-- EXERCISE INPUT start --
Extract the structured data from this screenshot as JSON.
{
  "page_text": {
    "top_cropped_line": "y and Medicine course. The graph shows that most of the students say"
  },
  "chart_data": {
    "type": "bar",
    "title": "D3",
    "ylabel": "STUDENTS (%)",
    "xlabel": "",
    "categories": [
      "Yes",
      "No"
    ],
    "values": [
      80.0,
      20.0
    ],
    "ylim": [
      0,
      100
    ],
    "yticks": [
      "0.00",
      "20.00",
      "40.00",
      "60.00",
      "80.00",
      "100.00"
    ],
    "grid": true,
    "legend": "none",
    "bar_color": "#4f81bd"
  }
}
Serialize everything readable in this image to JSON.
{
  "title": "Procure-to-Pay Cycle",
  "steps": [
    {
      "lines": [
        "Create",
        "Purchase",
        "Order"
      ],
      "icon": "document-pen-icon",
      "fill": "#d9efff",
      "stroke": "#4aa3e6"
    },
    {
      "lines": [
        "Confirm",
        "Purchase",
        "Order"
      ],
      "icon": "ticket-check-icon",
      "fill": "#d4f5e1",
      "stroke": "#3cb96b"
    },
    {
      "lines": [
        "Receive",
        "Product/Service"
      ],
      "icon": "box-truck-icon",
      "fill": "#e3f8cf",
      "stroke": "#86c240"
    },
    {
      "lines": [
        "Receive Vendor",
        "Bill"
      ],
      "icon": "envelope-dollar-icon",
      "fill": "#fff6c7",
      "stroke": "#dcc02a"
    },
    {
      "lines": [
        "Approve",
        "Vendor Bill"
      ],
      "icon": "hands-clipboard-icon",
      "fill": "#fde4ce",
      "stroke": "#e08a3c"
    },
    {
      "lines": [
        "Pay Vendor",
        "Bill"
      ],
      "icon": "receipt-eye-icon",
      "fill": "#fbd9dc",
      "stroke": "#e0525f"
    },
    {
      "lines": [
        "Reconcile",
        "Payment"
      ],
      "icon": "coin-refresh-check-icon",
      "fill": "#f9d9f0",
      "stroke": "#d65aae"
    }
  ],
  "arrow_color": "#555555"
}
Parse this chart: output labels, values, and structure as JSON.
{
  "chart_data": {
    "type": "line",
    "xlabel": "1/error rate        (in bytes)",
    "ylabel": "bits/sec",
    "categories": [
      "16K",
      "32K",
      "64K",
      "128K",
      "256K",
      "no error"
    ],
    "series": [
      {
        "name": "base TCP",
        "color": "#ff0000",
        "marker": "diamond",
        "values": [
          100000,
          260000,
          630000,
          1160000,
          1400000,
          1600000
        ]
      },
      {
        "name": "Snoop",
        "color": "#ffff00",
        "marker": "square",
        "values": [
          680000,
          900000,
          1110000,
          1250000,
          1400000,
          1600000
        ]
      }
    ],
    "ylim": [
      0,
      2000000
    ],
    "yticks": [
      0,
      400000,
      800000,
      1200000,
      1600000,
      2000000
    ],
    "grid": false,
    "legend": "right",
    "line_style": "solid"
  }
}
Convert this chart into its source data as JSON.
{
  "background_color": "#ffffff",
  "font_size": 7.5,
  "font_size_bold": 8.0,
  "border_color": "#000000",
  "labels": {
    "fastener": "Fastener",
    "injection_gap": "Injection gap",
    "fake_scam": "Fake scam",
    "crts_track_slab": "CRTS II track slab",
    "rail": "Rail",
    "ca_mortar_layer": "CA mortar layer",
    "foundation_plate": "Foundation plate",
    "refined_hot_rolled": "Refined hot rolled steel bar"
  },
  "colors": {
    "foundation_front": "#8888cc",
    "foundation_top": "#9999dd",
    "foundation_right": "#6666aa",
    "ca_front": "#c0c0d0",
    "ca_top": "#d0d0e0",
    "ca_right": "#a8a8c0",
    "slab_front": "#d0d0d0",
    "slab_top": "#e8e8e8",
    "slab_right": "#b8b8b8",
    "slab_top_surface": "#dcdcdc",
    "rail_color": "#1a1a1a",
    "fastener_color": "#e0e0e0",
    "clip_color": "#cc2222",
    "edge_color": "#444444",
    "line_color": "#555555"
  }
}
-- EXERCISE INPUT end --
WHAT IS ASKED:
Return the entries in full, keeping every line exactly as it is.

CORRECT RESULT:
Extract the structured data from this screenshot as JSON.
{
  "page_text": {
    "top_cropped_line": "y and Medicine course. The graph shows that most of the students say"
  },
  "chart_data": {
    "type": "bar",
    "title": "D3",
    "ylabel": "STUDENTS (%)",
    "xlabel": "",
    "categories": [
      "Yes",
      "No"
    ],
    "values": [
      80.0,
      20.0
    ],
    "ylim": [
      0,
      100
    ],
    "yticks": [
      "0.00",
      "20.00",
      "40.00",
      "60.00",
      "80.00",
      "100.00"
    ],
    "grid": true,
    "legend": "none",
    "bar_color": "#4f81bd"
  }
}
Serialize everything readable in this image to JSON.
{
  "title": "Procure-to-Pay Cycle",
  "steps": [
    {
      "lines": [
        "Create",
        "Purchase",
        "Order"
      ],
      "icon": "document-pen-icon",
      "fill": "#d9efff",
      "stroke": "#4aa3e6"
    },
    {
      "lines": [
        "Confirm",
        "Purchase",
        "Order"
      ],
      "icon": "ticket-check-icon",
      "fill": "#d4f5e1",
      "stroke": "#3cb96b"
    },
    {
      "lines": [
        "Receive",
        "Product/Service"
      ],
      "icon": "box-truck-icon",
      "fill": "#e3f8cf",
      "stroke": "#86c240"
    },
    {
      "lines": [
        "Receive Vendor",
        "Bill"
      ],
      "icon": "envelope-dollar-icon",
      "fill": "#fff6c7",
      "stroke": "#dcc02a"
    },
    {
      "lines": [
        "Approve",
        "Vendor Bill"
      ],
      "icon": "hands-clipboard-icon",
      "fill": "#fde4ce",
      "stroke": "#e08a3c"
    },
    {
      "lines": [
        "Pay Vendor",
        "Bill"
      ],
      "icon": "receipt-eye-icon",
      "fill": "#fbd9dc",
      "stroke": "#e0525f"
    },
    {
      "lines": [
        "Reconcile",
        "Payment"
      ],
      "icon": "coin-refresh-check-icon",
      "fill": "#f9d9f0",
      "stroke": "#d65aae"
    }
  ],
  "arrow_color": "#555555"
}
Parse this chart: output labels, values, and structure as JSON.
{
  "chart_data": {
    "type": "line",
    "xlabel": "1/error rate        (in bytes)",
    "ylabel": "bits/sec",
    "categories": [
      "16K",
      "32K",
      "64K",
      "128K",
      "256K",
      "no error"
    ],
    "series": [
      {
        "name": "base TCP",
        "color": "#ff0000",
        "marker": "diamond",
        "values": [
          100000,
          260000,
          630000,
          1160000,
          1400000,
          1600000
        ]
      },
      {
        "name": "Snoop",
        "color": "#ffff00",
        "marker": "square",
        "values": [
          680000,
          900000,
          1110000,
          1250000,
          1400000,
          1600000
        ]
      }
    ],
    "ylim": [
      0,
      2000000
    ],
    "yticks": [
      0,
      400000,
      800000,
      1200000,
      1600000,
      2000000
    ],
    "grid": false,
    "legend": "right",
    "line_style": "solid"
  }
}
Convert this chart into its source data as JSON.
{
  "background_color": "#ffffff",
  "font_size": 7.5,
  "font_size_bold": 8.0,
  "border_color": "#000000",
  "labels": {
    "fastener": "Fastener",
    "injection_gap": "Injection gap",
    "fake_scam": "Fake scam",
    "crts_track_slab": "CRTS II track slab",
    "rail": "Rail",
    "ca_mortar_layer": "CA mortar layer",
    "foundation_plate": "Foundation plate",
    "refined_hot_rolled": "Refined hot rolled steel bar"
  },
  "colors": {
    "foundation_front": "#8888cc",
    "foundation_top": "#9999dd",
    "foundation_right": "#6666aa",
    "ca_front": "#c0c0d0",
    "ca_top": "#d0d0e0",
    "ca_right": "#a8a8c0",
    "slab_front": "#d0d0d0",
    "slab_top": "#e8e8e8",
    "slab_right": "#b8b8b8",
    "slab_top_surface": "#dcdcdc",
    "rail_color": "#1a1a1a",
    "fastener_color": "#e0e0e0",
    "clip_color": "#cc2222",
    "edge_color": "#444444",
    "line_color": "#555555"
  }
}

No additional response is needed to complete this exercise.